> [Task statement]
Count the lines below that contain the word "intermediate". Give only the number.
══════
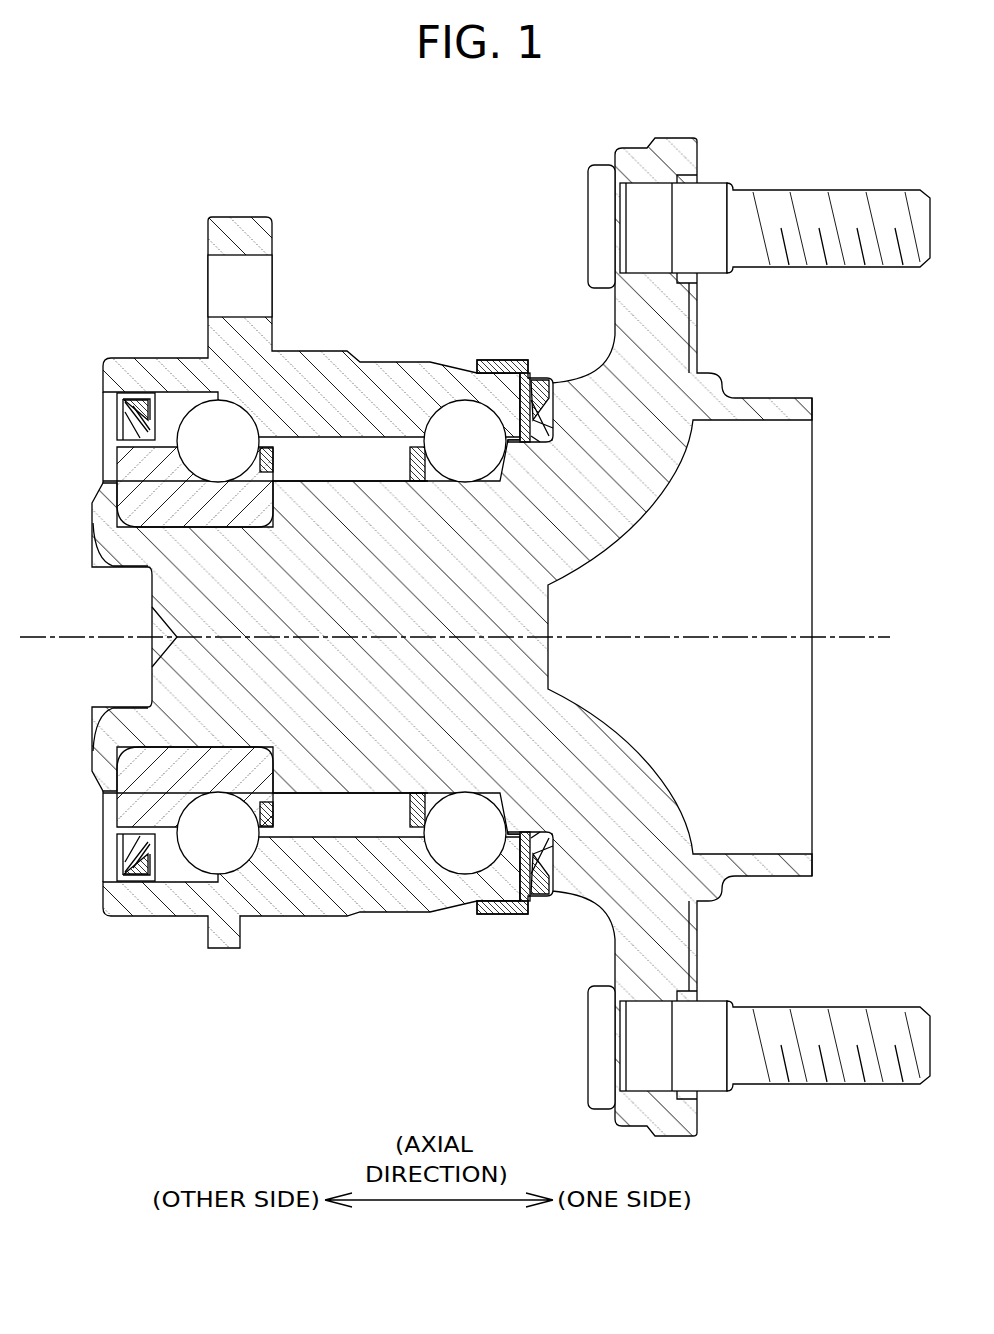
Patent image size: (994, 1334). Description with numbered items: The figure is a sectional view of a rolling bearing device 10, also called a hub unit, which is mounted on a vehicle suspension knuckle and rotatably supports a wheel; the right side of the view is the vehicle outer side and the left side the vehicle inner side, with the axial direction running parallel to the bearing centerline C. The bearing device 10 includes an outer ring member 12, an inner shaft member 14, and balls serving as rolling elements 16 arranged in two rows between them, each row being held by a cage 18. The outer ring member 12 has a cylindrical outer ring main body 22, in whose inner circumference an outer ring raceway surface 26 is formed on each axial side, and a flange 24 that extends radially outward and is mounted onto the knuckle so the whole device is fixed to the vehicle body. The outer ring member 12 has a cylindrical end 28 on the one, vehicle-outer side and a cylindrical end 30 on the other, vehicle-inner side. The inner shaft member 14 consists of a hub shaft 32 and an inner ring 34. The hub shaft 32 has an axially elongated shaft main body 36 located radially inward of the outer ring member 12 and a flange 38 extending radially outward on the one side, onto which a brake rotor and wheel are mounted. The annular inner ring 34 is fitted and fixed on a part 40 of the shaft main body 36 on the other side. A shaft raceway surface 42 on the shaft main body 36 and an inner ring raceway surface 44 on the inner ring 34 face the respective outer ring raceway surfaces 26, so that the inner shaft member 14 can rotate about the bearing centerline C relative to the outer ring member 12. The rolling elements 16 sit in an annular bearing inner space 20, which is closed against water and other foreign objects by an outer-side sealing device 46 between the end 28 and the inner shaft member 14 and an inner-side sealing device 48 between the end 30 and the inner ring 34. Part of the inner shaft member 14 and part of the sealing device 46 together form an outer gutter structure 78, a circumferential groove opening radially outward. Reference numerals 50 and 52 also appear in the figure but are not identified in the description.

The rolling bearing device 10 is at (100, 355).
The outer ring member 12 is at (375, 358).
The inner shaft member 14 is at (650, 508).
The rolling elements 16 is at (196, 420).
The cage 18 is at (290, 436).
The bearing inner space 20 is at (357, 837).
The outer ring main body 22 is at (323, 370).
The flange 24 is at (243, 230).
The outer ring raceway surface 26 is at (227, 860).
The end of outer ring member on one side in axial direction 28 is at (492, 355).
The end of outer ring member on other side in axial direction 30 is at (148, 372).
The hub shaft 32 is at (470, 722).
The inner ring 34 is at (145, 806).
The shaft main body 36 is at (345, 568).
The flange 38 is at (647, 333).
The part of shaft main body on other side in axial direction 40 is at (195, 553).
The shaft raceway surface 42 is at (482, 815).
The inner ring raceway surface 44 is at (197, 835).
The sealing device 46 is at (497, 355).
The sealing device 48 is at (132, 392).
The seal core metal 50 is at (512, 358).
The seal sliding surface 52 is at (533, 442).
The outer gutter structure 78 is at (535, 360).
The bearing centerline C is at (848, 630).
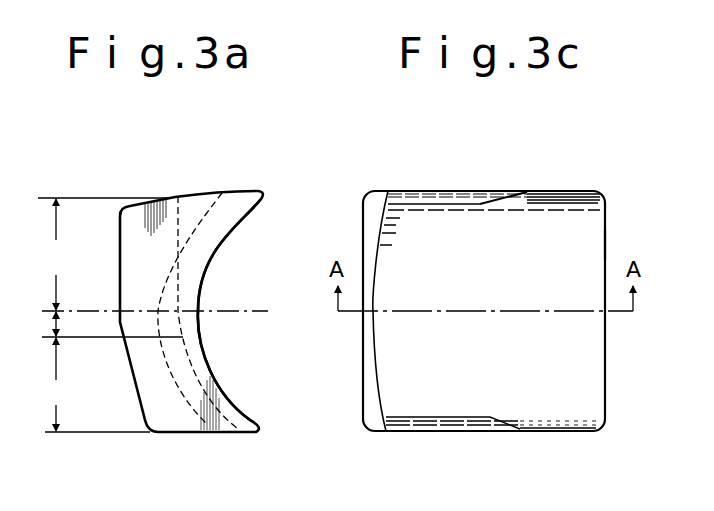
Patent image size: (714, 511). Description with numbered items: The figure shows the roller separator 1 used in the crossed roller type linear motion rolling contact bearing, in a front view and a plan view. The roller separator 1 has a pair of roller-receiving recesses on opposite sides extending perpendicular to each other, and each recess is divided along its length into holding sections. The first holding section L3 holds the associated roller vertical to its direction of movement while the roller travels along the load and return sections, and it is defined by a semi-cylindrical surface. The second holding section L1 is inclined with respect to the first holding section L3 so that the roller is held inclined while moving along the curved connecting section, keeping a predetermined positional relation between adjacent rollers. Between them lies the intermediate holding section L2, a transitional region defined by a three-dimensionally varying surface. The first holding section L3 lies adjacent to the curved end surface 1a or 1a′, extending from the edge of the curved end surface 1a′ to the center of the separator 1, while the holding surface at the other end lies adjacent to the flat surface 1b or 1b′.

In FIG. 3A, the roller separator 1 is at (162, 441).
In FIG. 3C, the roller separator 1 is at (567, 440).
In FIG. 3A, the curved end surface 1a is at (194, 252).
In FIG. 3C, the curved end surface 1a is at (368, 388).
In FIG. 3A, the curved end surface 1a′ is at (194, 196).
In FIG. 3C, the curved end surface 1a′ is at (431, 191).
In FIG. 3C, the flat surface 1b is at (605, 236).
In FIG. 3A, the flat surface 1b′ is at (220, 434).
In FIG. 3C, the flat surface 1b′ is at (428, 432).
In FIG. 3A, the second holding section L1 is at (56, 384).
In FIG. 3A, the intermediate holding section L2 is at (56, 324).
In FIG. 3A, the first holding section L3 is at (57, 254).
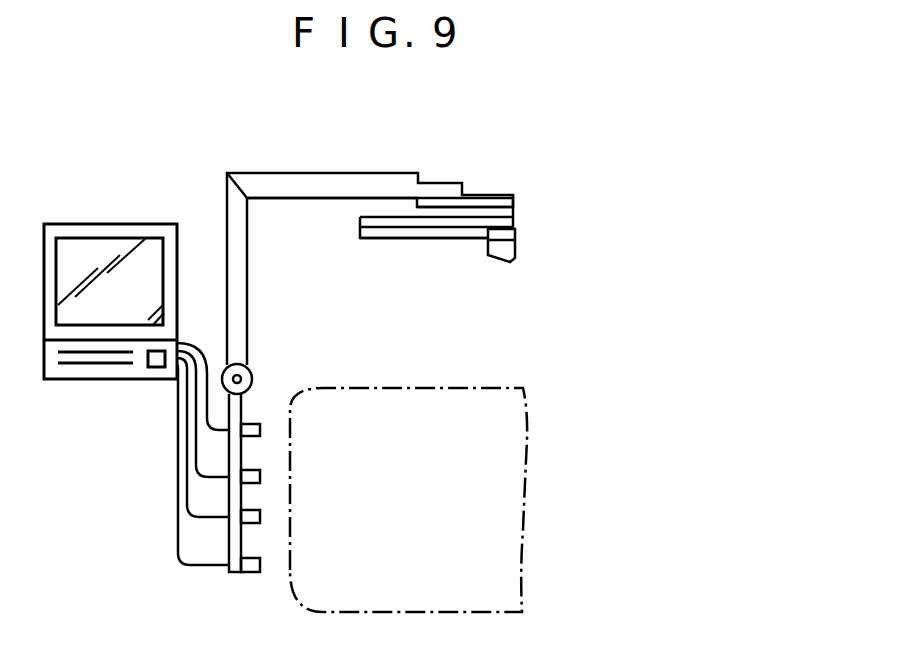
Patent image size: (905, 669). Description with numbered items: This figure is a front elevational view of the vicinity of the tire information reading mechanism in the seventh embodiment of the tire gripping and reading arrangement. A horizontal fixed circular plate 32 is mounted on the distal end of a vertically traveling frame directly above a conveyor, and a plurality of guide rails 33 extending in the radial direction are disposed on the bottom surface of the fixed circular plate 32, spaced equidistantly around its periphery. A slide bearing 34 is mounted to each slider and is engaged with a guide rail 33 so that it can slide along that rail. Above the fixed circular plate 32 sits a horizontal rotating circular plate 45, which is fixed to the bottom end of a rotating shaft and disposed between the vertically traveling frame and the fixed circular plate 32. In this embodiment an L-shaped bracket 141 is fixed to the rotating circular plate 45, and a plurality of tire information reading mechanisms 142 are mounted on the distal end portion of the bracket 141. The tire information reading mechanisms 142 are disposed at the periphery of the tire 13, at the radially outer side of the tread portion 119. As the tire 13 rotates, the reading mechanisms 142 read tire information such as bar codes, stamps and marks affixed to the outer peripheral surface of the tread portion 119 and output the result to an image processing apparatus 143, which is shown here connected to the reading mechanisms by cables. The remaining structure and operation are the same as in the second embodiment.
══════
> [Correct result]
2